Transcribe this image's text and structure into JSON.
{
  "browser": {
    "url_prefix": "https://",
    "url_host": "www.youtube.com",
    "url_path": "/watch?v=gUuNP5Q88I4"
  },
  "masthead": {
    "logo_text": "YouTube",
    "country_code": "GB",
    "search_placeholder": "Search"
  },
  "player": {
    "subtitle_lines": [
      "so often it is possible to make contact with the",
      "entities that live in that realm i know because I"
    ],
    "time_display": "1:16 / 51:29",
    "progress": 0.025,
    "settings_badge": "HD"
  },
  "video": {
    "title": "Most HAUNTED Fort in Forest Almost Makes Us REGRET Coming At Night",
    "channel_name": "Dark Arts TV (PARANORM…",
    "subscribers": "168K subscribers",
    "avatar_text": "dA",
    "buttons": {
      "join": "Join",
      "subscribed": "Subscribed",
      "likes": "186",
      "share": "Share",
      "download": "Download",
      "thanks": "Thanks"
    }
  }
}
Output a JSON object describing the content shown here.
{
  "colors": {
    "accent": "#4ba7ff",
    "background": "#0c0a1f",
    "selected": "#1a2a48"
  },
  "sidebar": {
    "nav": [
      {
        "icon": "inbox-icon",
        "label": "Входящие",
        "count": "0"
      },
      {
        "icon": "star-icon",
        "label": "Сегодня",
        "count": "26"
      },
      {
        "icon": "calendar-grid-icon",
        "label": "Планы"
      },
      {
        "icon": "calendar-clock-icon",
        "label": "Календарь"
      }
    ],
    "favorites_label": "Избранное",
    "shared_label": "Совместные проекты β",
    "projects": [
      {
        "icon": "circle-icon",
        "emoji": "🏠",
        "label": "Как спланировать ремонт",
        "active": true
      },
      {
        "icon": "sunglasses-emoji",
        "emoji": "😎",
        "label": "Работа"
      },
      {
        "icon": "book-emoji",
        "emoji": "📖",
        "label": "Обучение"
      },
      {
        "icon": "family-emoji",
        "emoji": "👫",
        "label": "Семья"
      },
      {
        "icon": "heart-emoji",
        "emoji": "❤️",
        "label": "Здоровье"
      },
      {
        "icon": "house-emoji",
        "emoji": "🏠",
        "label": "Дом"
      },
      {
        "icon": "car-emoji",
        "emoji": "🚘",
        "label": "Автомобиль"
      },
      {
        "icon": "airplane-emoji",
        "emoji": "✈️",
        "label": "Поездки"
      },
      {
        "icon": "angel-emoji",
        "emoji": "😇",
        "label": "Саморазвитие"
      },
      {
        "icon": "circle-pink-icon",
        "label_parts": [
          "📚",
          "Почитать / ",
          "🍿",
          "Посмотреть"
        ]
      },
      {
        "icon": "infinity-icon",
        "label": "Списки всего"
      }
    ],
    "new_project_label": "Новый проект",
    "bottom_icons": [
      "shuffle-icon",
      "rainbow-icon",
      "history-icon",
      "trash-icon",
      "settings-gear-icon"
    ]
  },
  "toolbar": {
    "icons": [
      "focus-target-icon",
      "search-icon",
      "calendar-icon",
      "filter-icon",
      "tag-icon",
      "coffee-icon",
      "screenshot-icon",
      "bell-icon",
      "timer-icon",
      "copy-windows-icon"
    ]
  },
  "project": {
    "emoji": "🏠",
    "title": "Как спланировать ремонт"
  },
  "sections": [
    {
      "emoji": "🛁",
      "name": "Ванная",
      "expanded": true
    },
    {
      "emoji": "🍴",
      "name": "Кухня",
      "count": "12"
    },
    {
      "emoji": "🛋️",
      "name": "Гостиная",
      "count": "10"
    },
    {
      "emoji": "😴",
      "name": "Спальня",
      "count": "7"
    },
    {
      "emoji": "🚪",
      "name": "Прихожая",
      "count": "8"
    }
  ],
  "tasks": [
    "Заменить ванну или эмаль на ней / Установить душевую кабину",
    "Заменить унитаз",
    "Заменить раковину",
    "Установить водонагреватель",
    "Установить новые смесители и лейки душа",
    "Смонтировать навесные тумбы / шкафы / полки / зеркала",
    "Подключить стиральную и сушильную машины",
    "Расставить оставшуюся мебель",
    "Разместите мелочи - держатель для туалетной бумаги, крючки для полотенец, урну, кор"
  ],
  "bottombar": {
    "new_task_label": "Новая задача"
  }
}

→ **INSTRUCTIONS TO FOLLOW**
Repeat all entries. Match them exactly.

→ **SOLUTION FOR THIS EXERCISE**
Transcribe this image's text and structure into JSON.
{
  "browser": {
    "url_prefix": "https://",
    "url_host": "www.youtube.com",
    "url_path": "/watch?v=gUuNP5Q88I4"
  },
  "masthead": {
    "logo_text": "YouTube",
    "country_code": "GB",
    "search_placeholder": "Search"
  },
  "player": {
    "subtitle_lines": [
      "so often it is possible to make contact with the",
      "entities that live in that realm i know because I"
    ],
    "time_display": "1:16 / 51:29",
    "progress": 0.025,
    "settings_badge": "HD"
  },
  "video": {
    "title": "Most HAUNTED Fort in Forest Almost Makes Us REGRET Coming At Night",
    "channel_name": "Dark Arts TV (PARANORM…",
    "subscribers": "168K subscribers",
    "avatar_text": "dA",
    "buttons": {
      "join": "Join",
      "subscribed": "Subscribed",
      "likes": "186",
      "share": "Share",
      "download": "Download",
      "thanks": "Thanks"
    }
  }
}
Output a JSON object describing the content shown here.
{
  "colors": {
    "accent": "#4ba7ff",
    "background": "#0c0a1f",
    "selected": "#1a2a48"
  },
  "sidebar": {
    "nav": [
      {
        "icon": "inbox-icon",
        "label": "Входящие",
        "count": "0"
      },
      {
        "icon": "star-icon",
        "label": "Сегодня",
        "count": "26"
      },
      {
        "icon": "calendar-grid-icon",
        "label": "Планы"
      },
      {
        "icon": "calendar-clock-icon",
        "label": "Календарь"
      }
    ],
    "favorites_label": "Избранное",
    "shared_label": "Совместные проекты β",
    "projects": [
      {
        "icon": "circle-icon",
        "emoji": "🏠",
        "label": "Как спланировать ремонт",
        "active": true
      },
      {
        "icon": "sunglasses-emoji",
        "emoji": "😎",
        "label": "Работа"
      },
      {
        "icon": "book-emoji",
        "emoji": "📖",
        "label": "Обучение"
      },
      {
        "icon": "family-emoji",
        "emoji": "👫",
        "label": "Семья"
      },
      {
        "icon": "heart-emoji",
        "emoji": "❤️",
        "label": "Здоровье"
      },
      {
        "icon": "house-emoji",
        "emoji": "🏠",
        "label": "Дом"
      },
      {
        "icon": "car-emoji",
        "emoji": "🚘",
        "label": "Автомобиль"
      },
      {
        "icon": "airplane-emoji",
        "emoji": "✈️",
        "label": "Поездки"
      },
      {
        "icon": "angel-emoji",
        "emoji": "😇",
        "label": "Саморазвитие"
      },
      {
        "icon": "circle-pink-icon",
        "label_parts": [
          "📚",
          "Почитать / ",
          "🍿",
          "Посмотреть"
        ]
      },
      {
        "icon": "infinity-icon",
        "label": "Списки всего"
      }
    ],
    "new_project_label": "Новый проект",
    "bottom_icons": [
      "shuffle-icon",
      "rainbow-icon",
      "history-icon",
      "trash-icon",
      "settings-gear-icon"
    ]
  },
  "toolbar": {
    "icons": [
      "focus-target-icon",
      "search-icon",
      "calendar-icon",
      "filter-icon",
      "tag-icon",
      "coffee-icon",
      "screenshot-icon",
      "bell-icon",
      "timer-icon",
      "copy-windows-icon"
    ]
  },
  "project": {
    "emoji": "🏠",
    "title": "Как спланировать ремонт"
  },
  "sections": [
    {
      "emoji": "🛁",
      "name": "Ванная",
      "expanded": true
    },
    {
      "emoji": "🍴",
      "name": "Кухня",
      "count": "12"
    },
    {
      "emoji": "🛋️",
      "name": "Гостиная",
      "count": "10"
    },
    {
      "emoji": "😴",
      "name": "Спальня",
      "count": "7"
    },
    {
      "emoji": "🚪",
      "name": "Прихожая",
      "count": "8"
    }
  ],
  "tasks": [
    "Заменить ванну или эмаль на ней / Установить душевую кабину",
    "Заменить унитаз",
    "Заменить раковину",
    "Установить водонагреватель",
    "Установить новые смесители и лейки душа",
    "Смонтировать навесные тумбы / шкафы / полки / зеркала",
    "Подключить стиральную и сушильную машины",
    "Расставить оставшуюся мебель",
    "Разместите мелочи - держатель для туалетной бумаги, крючки для полотенец, урну, кор"
  ],
  "bottombar": {
    "new_task_label": "Новая задача"
  }
}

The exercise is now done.